■ **Information given**:
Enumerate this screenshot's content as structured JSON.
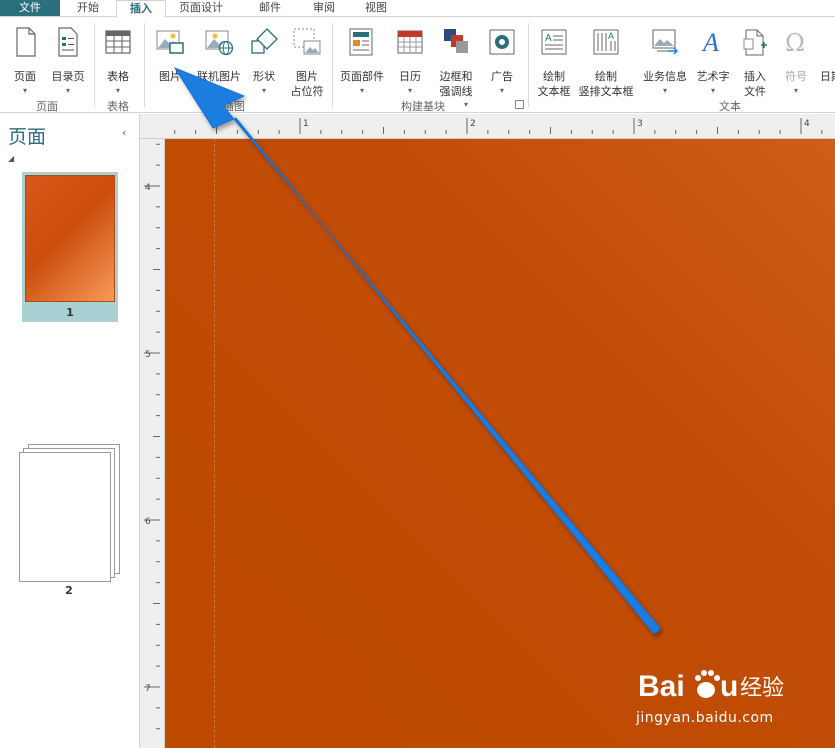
{
  "tabs": [
    "文件",
    "开始",
    "插入",
    "页面设计",
    "邮件",
    "审阅",
    "视图"
  ],
  "ribbon": {
    "groups": {
      "pages": "页面",
      "tables": "表格",
      "illustrations": "插图",
      "building_blocks": "构建基块",
      "text": "文本"
    },
    "buttons": {
      "page": "页面",
      "toc_page": "目录页",
      "table": "表格",
      "picture": "图片",
      "online_picture": "联机图片",
      "shapes": "形状",
      "picture_placeholder_1": "图片",
      "picture_placeholder_2": "占位符",
      "page_parts": "页面部件",
      "calendar": "日历",
      "borders_1": "边框和",
      "borders_2": "强调线",
      "ads": "广告",
      "draw_textbox_1": "绘制",
      "draw_textbox_2": "文本框",
      "draw_vtextbox_1": "绘制",
      "draw_vtextbox_2": "竖排文本框",
      "business_info": "业务信息",
      "wordart": "艺术字",
      "insert_file_1": "插入",
      "insert_file_2": "文件",
      "symbol": "符号",
      "date_truncated": "日期"
    }
  },
  "pages_pane": {
    "title": "页面",
    "pages": [
      {
        "number": "1"
      },
      {
        "number": "2"
      }
    ]
  },
  "ruler": {
    "horizontal_labels": [
      "1",
      "2",
      "3",
      "4"
    ],
    "vertical_labels": [
      "4",
      "5",
      "6",
      "7"
    ]
  },
  "watermark": {
    "url": "jingyan.baidu.com",
    "brand": "Baidu经验"
  },
  "colors": {
    "accent": "#2b6e7c",
    "page_background": "#c14c06",
    "arrow": "#1f7de0"
  }
}
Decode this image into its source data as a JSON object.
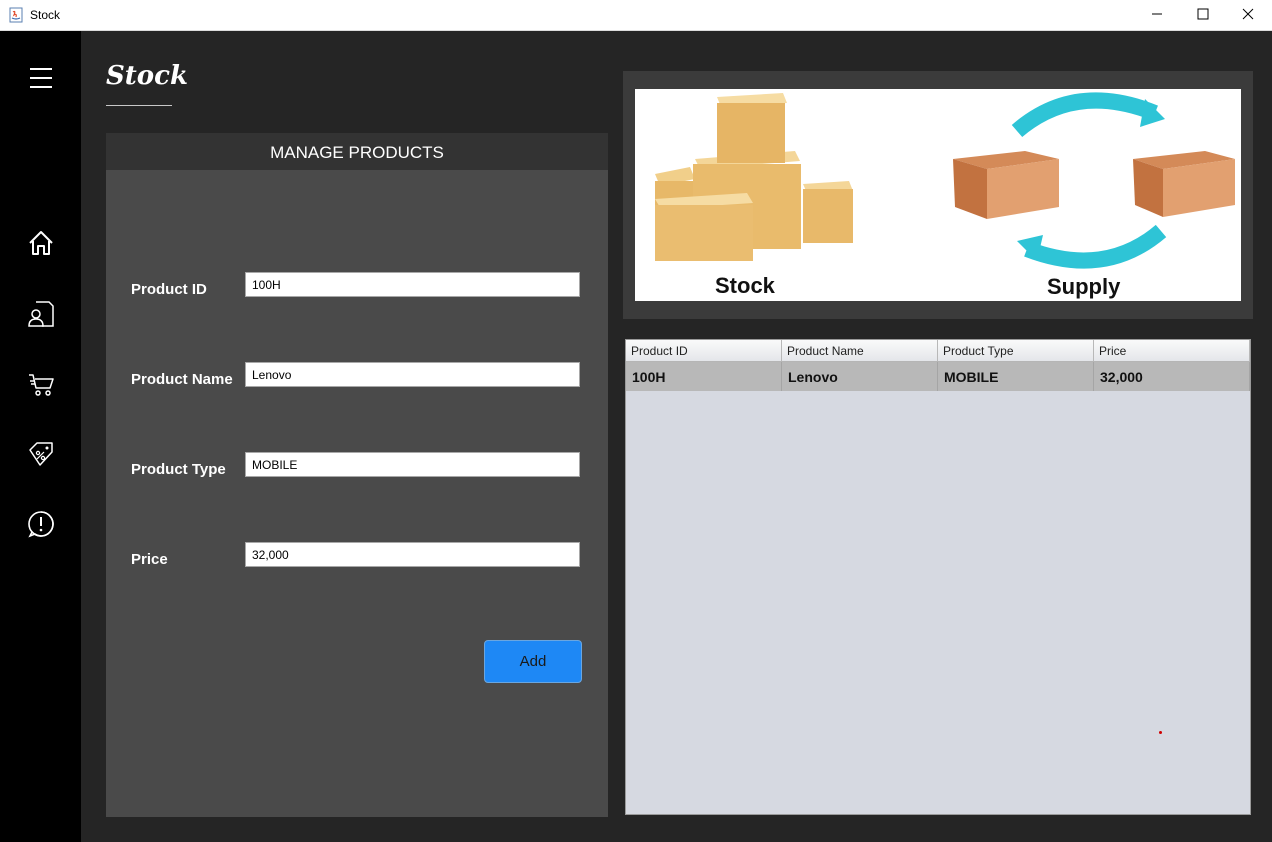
{
  "window": {
    "title": "Stock"
  },
  "sidebar": {
    "items": [
      {
        "icon": "menu-icon"
      },
      {
        "icon": "home-icon"
      },
      {
        "icon": "customer-document-icon"
      },
      {
        "icon": "cart-icon"
      },
      {
        "icon": "discount-tag-icon"
      },
      {
        "icon": "alert-icon"
      }
    ]
  },
  "page": {
    "title": "Stock"
  },
  "manage": {
    "header": "MANAGE PRODUCTS",
    "product_id_label": "Product ID",
    "product_id_value": "100H",
    "product_name_label": "Product Name",
    "product_name_value": "Lenovo",
    "product_type_label": "Product Type",
    "product_type_value": "MOBILE",
    "price_label": "Price",
    "price_value": "32,000",
    "add_label": "Add"
  },
  "banner": {
    "left_label": "Stock",
    "right_label": "Supply"
  },
  "table": {
    "columns": [
      "Product ID",
      "Product Name",
      "Product Type",
      "Price"
    ],
    "rows": [
      [
        "100H",
        "Lenovo",
        "MOBILE",
        "32,000"
      ]
    ]
  },
  "colors": {
    "accent": "#1e88f5",
    "panel": "#4a4a4a",
    "sidebar": "#000000",
    "arrow": "#2ec4d6",
    "box": "#e8b96a"
  }
}
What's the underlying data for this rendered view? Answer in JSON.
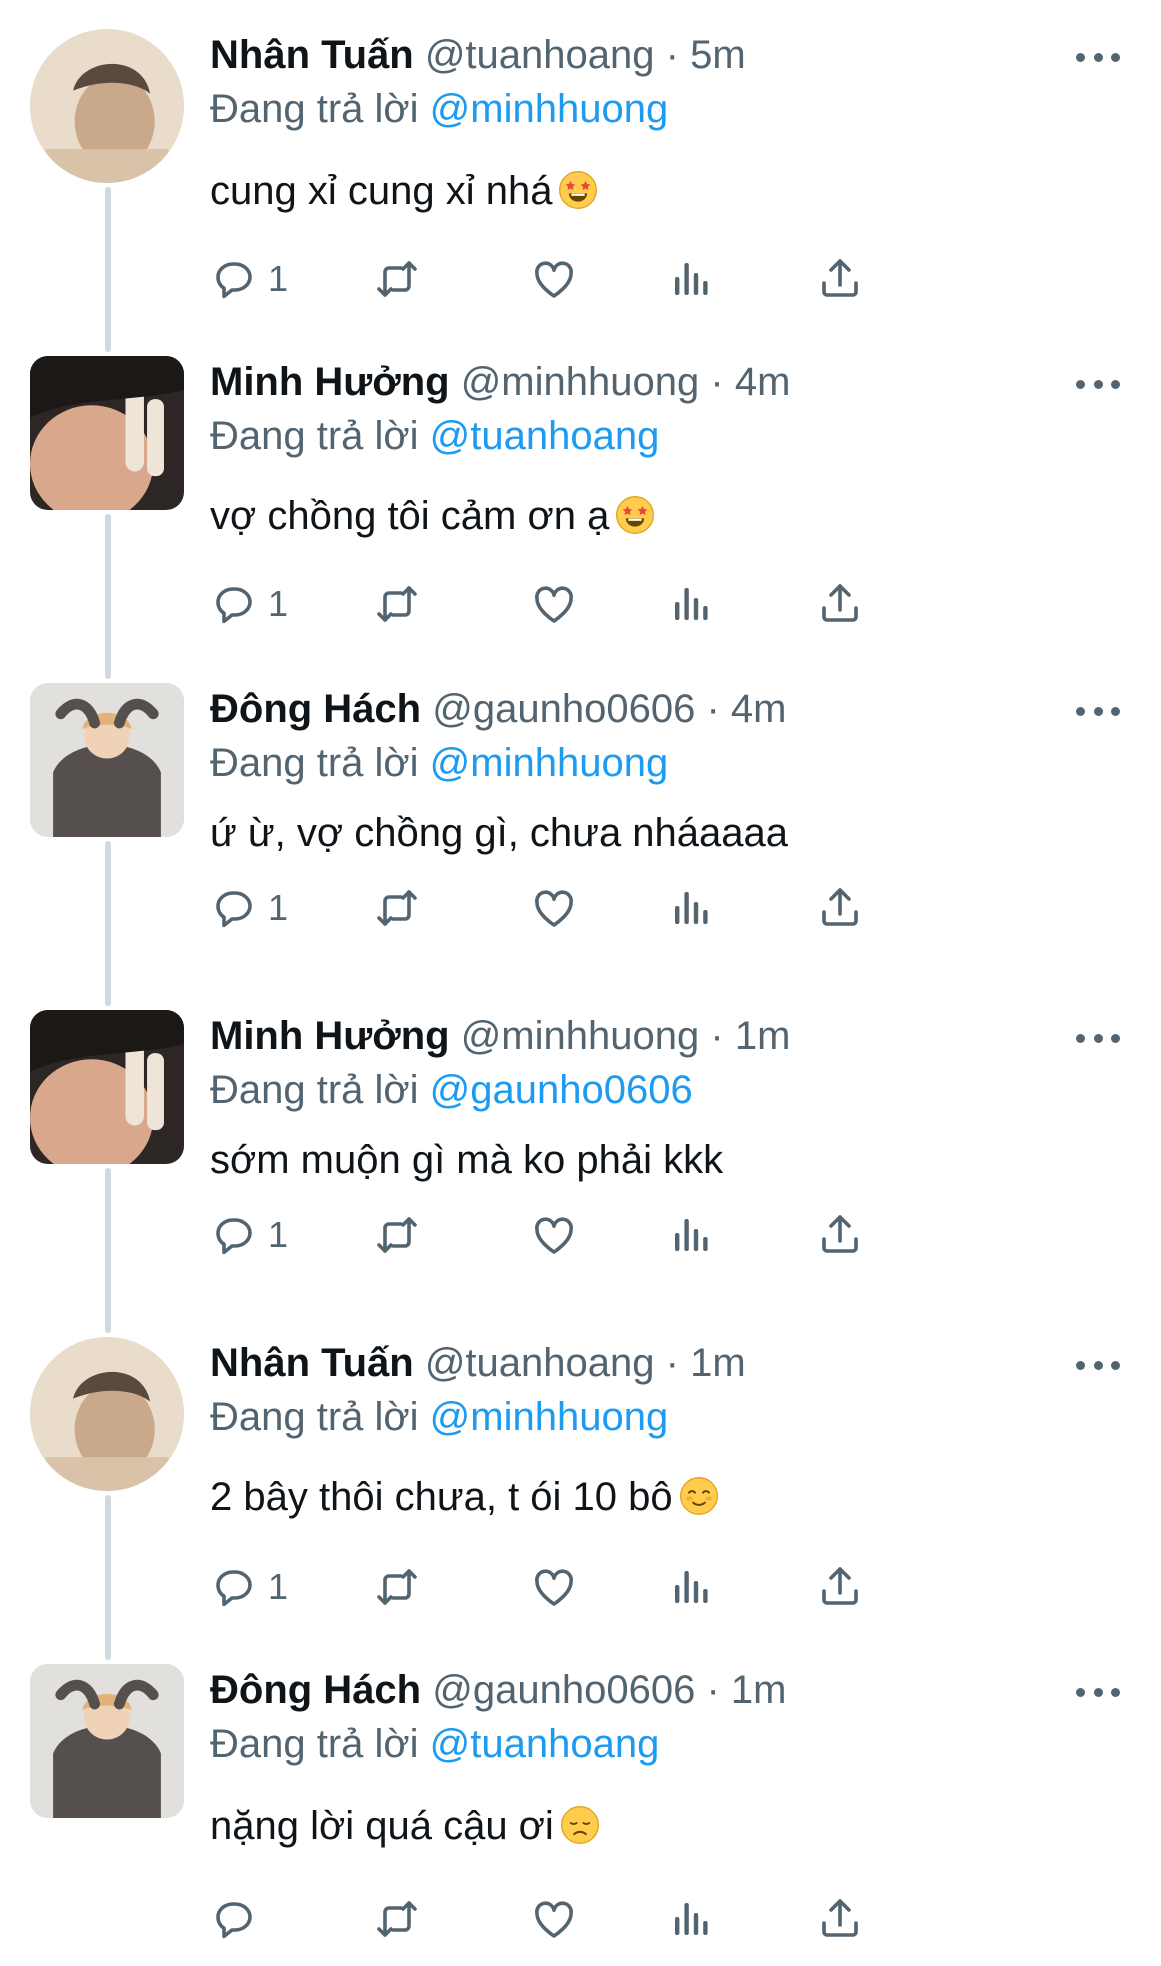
{
  "theme": {
    "accent": "#1d9bf0",
    "secondary_text": "#536471",
    "primary_text": "#0f1419",
    "thread_line": "#cfd9de"
  },
  "tweets": [
    {
      "name": "Nhân Tuấn",
      "handle": "@tuanhoang",
      "separator": "·",
      "time": "5m",
      "reply_prefix": "Đang trả lời",
      "reply_to": "@minhhuong",
      "text": "cung xỉ cung xỉ nhá",
      "emoji": "star-struck-emoji",
      "reply_count": "1",
      "avatar": "avatar-round"
    },
    {
      "name": "Minh Hưởng",
      "handle": "@minhhuong",
      "separator": "·",
      "time": "4m",
      "reply_prefix": "Đang trả lời",
      "reply_to": "@tuanhoang",
      "text": "vợ chồng tôi cảm ơn ạ",
      "emoji": "star-struck-emoji",
      "reply_count": "1",
      "avatar": "avatar-square"
    },
    {
      "name": "Đông Hách",
      "handle": "@gaunho0606",
      "separator": "·",
      "time": "4m",
      "reply_prefix": "Đang trả lời",
      "reply_to": "@minhhuong",
      "text": "ứ ừ, vợ chồng gì, chưa nháaaaa",
      "emoji": "",
      "reply_count": "1",
      "avatar": "avatar-square"
    },
    {
      "name": "Minh Hưởng",
      "handle": "@minhhuong",
      "separator": "·",
      "time": "1m",
      "reply_prefix": "Đang trả lời",
      "reply_to": "@gaunho0606",
      "text": "sớm muộn gì mà ko phải kkk",
      "emoji": "",
      "reply_count": "1",
      "avatar": "avatar-square"
    },
    {
      "name": "Nhân Tuấn",
      "handle": "@tuanhoang",
      "separator": "·",
      "time": "1m",
      "reply_prefix": "Đang trả lời",
      "reply_to": "@minhhuong",
      "text": "2 bây thôi chưa, t ói 10 bô",
      "emoji": "smiling-blush-emoji",
      "reply_count": "1",
      "avatar": "avatar-round"
    },
    {
      "name": "Đông Hách",
      "handle": "@gaunho0606",
      "separator": "·",
      "time": "1m",
      "reply_prefix": "Đang trả lời",
      "reply_to": "@tuanhoang",
      "text": "nặng lời quá cậu ơi",
      "emoji": "disappointed-emoji",
      "reply_count": "",
      "avatar": "avatar-square"
    }
  ],
  "icons": [
    "reply-icon",
    "retweet-icon",
    "like-icon",
    "analytics-icon",
    "share-icon",
    "more-icon"
  ]
}
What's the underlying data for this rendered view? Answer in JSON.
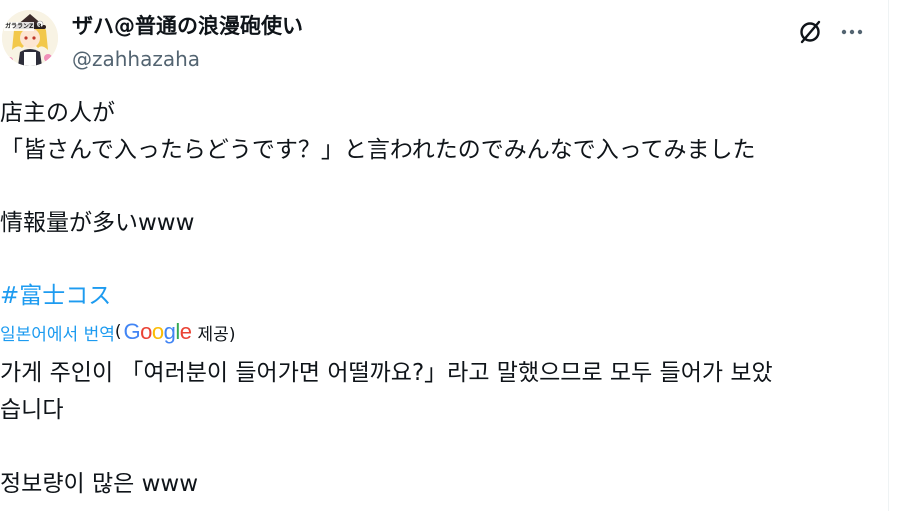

■ **Problem**:
In the records above, find each line with the word "accent" and copy it.

■ **Exercise output**:
    "accent": "#2b6e7c",
    "accent": "#1e88f5",
    "accent": "#1d9bf0",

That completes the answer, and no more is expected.